### [STATED TASK]
Gather every line from the entries below that includes "JSON".

╭─ TASK MATERIAL

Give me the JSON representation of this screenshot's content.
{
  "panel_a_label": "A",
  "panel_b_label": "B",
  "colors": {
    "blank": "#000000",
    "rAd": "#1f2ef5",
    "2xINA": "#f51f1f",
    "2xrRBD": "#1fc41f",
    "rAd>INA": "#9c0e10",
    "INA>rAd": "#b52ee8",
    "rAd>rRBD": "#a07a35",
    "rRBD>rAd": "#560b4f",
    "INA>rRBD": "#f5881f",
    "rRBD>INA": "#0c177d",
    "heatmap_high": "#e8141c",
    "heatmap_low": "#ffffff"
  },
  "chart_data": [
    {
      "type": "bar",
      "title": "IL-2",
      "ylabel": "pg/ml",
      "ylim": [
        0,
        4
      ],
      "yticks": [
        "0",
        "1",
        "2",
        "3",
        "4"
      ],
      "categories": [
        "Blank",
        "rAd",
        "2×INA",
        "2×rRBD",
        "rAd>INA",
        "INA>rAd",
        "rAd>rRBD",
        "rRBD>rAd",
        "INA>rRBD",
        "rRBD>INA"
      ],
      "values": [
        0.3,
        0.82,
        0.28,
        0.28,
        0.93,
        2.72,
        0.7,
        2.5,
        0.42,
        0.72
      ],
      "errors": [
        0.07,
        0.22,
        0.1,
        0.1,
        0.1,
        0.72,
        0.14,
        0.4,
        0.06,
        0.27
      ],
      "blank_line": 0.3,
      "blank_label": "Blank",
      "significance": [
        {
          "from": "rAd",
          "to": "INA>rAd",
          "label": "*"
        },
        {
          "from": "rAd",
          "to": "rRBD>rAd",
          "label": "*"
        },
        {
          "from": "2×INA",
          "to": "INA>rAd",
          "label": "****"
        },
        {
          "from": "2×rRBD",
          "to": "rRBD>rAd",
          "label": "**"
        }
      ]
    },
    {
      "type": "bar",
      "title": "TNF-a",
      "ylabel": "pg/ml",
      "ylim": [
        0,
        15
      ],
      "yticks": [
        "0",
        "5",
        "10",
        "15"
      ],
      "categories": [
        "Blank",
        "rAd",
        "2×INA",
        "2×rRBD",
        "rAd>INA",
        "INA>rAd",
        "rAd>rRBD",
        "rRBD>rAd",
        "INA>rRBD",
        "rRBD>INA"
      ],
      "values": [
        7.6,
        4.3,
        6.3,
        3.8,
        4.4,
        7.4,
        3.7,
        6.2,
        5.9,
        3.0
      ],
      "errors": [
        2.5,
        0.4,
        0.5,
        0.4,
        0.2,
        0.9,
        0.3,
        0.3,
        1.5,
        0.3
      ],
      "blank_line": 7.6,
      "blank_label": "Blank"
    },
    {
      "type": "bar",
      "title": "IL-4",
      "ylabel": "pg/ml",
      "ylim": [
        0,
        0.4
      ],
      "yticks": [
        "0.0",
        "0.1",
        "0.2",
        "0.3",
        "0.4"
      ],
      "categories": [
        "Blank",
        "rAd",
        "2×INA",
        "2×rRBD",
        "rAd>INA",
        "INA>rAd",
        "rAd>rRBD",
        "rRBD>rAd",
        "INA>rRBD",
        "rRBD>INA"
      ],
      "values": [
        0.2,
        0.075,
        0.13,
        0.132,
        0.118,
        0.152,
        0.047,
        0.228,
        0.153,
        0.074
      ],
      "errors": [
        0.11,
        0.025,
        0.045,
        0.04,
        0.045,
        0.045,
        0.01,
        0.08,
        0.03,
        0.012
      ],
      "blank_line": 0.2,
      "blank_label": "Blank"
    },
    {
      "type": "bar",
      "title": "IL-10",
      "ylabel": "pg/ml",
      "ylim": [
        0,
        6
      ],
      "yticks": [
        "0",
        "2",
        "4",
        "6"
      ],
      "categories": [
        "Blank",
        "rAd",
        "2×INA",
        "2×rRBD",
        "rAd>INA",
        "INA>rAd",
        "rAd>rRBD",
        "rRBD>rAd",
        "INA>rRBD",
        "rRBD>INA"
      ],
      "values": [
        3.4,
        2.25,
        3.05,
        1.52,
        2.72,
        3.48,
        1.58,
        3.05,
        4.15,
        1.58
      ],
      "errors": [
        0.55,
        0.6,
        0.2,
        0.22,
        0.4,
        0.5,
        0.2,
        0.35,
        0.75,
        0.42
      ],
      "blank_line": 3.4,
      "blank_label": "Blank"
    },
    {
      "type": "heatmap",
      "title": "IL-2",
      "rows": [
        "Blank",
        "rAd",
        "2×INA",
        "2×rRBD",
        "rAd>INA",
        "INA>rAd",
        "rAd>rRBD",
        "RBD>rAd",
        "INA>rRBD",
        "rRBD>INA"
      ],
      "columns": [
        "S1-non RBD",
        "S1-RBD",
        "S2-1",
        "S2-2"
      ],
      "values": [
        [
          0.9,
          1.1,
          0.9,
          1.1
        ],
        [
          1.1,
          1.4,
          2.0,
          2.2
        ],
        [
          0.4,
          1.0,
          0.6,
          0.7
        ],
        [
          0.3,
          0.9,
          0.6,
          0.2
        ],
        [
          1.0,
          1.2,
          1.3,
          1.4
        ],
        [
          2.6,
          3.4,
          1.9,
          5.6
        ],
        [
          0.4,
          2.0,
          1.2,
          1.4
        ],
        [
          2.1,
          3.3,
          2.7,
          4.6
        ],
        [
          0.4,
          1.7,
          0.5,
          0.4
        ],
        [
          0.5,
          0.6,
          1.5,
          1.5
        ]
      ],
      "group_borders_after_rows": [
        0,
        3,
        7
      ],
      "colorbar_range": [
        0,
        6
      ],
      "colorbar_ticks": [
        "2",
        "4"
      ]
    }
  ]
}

╰─
╭─ TASK MATERIAL

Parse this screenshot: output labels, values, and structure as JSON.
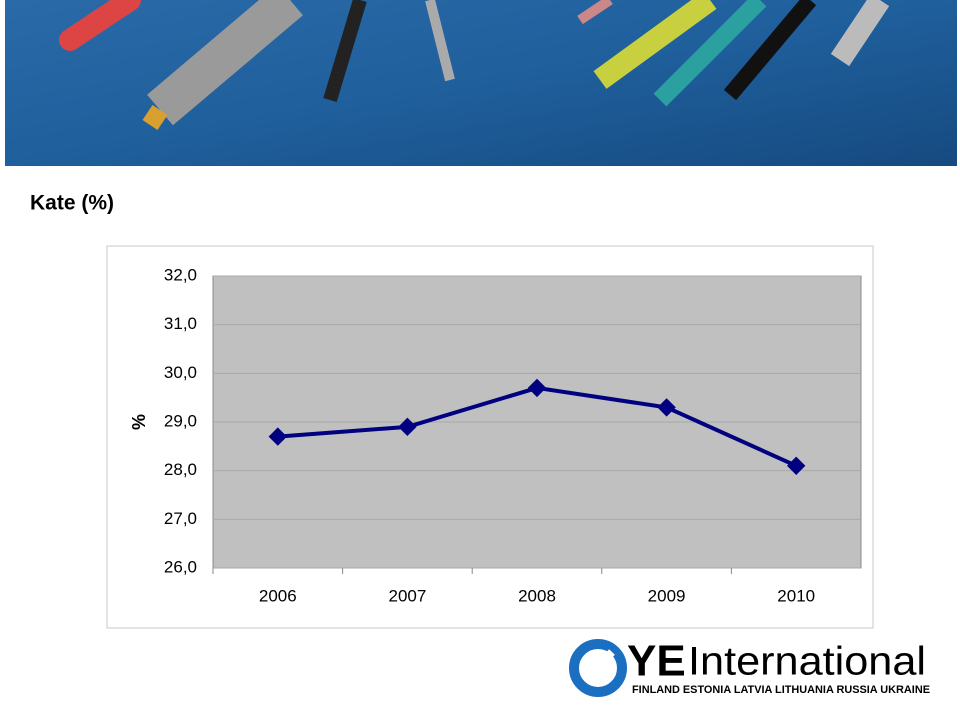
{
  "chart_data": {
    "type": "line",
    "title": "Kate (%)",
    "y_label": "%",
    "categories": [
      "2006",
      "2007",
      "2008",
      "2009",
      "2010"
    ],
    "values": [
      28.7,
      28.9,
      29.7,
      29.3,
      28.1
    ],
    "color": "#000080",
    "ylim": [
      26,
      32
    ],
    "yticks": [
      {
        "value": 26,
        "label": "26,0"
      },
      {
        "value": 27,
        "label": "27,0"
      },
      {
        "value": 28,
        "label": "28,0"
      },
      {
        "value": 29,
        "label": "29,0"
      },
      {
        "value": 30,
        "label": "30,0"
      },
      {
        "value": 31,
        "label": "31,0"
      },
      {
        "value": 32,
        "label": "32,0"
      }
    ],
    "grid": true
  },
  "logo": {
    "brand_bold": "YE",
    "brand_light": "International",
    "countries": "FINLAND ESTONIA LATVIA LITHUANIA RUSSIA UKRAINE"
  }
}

╰─

### [COMPLETE ANSWER]
Give me the JSON representation of this screenshot's content.
Parse this screenshot: output labels, values, and structure as JSON.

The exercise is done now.